Aim: Would you quote every entry exactly, dropping only the pictures?
** START **
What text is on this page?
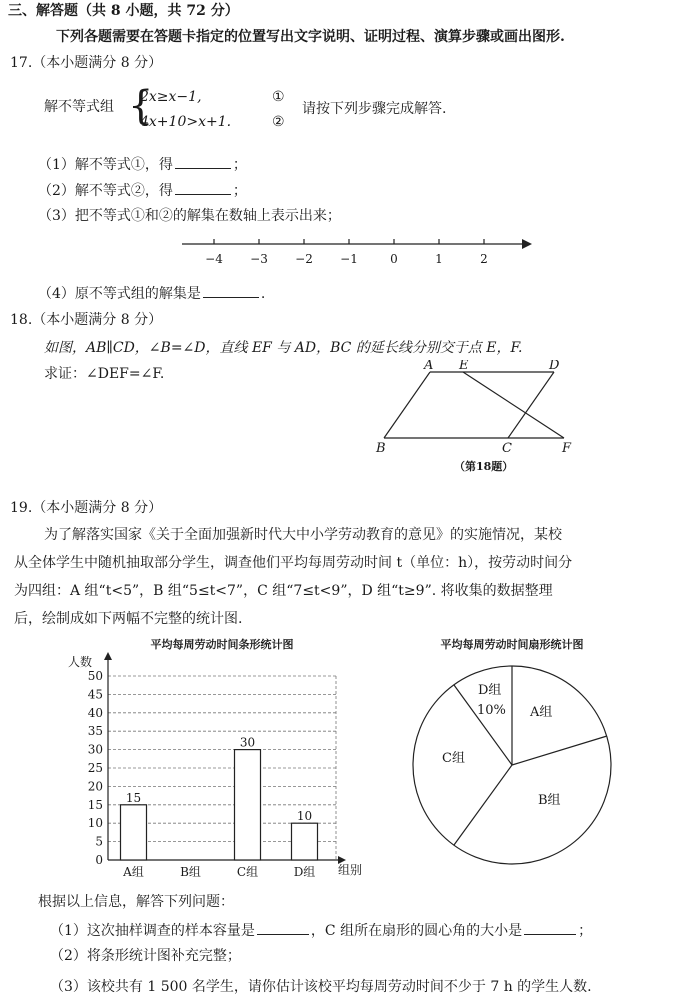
三、解答题（共 8 小题，共 72 分）
下列各题需要在答题卡指定的位置写出文字说明、证明过程、演算步骤或画出图形.
17.（本小题满分 8 分）
解不等式组 {
2x≥x−1,
4x+10>x+1.
①
②
请按下列步骤完成解答.
（1）解不等式①，得	；
（2）解不等式②，得	；
（3）把不等式①和②的解集在数轴上表示出来；
−4 −3 −2 −1	0	1	2
（4）原不等式组的解集是	.
18.（本小题满分 8 分）
如图，AB∥CD，∠B=∠D，直线 EF 与 AD，BC 的延长线分别交于点 E，F.
求证：∠DEF=∠F.
A E	D
B	C	F
（第18题）
19.（本小题满分 8 分）
为了解落实国家《关于全面加强新时代大中小学劳动教育的意见》的实施情况，某校
从全体学生中随机抽取部分学生，调查他们平均每周劳动时间 t（单位：h），按劳动时间分
为四组：A 组“t<5”，B 组“5≤t<7”，C 组“7≤t<9”，D 组“t≥9”. 将收集的数据整理
后，绘制成如下两幅不完整的统计图.
平均每周劳动时间条形统计图
人数
组别
0
5
10
15
20
25
30
35
40
45
50
15
A组	B组
30
C组
10
D组
平均每周劳动时间扇形统计图
A组
B组
C组
D组
10%
根据以上信息，解答下列问题：
（1）这次抽样调查的样本容量是	，C 组所在扇形的圆心角的大小是	；
（2）将条形统计图补充完整；
（3）该校共有 1 500 名学生，请你估计该校平均每周劳动时间不少于 7 h 的学生人数.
** END **
Solution to this exercise:
What text is on this page?
三、解答题（共 8 小题，共 72 分）
下列各题需要在答题卡指定的位置写出文字说明、证明过程、演算步骤或画出图形.
17.（本小题满分 8 分）
解不等式组 {
2x≥x−1,
4x+10>x+1.
①
②
请按下列步骤完成解答.
（1）解不等式①，得	；
（2）解不等式②，得	；
（3）把不等式①和②的解集在数轴上表示出来；
−4 −3 −2 −1	0	1	2
（4）原不等式组的解集是	.
18.（本小题满分 8 分）
如图，AB∥CD，∠B=∠D，直线 EF 与 AD，BC 的延长线分别交于点 E，F.
求证：∠DEF=∠F.
A E	D
B	C	F
（第18题）
19.（本小题满分 8 分）
为了解落实国家《关于全面加强新时代大中小学劳动教育的意见》的实施情况，某校
从全体学生中随机抽取部分学生，调查他们平均每周劳动时间 t（单位：h），按劳动时间分
为四组：A 组“t<5”，B 组“5≤t<7”，C 组“7≤t<9”，D 组“t≥9”. 将收集的数据整理
后，绘制成如下两幅不完整的统计图.
平均每周劳动时间条形统计图
人数
组别
0
5
10
15
20
25
30
35
40
45
50
15
A组	B组
30
C组
10
D组
平均每周劳动时间扇形统计图
A组
B组
C组
D组
10%
根据以上信息，解答下列问题：
（1）这次抽样调查的样本容量是	，C 组所在扇形的圆心角的大小是	；
（2）将条形统计图补充完整；
（3）该校共有 1 500 名学生，请你估计该校平均每周劳动时间不少于 7 h 的学生人数.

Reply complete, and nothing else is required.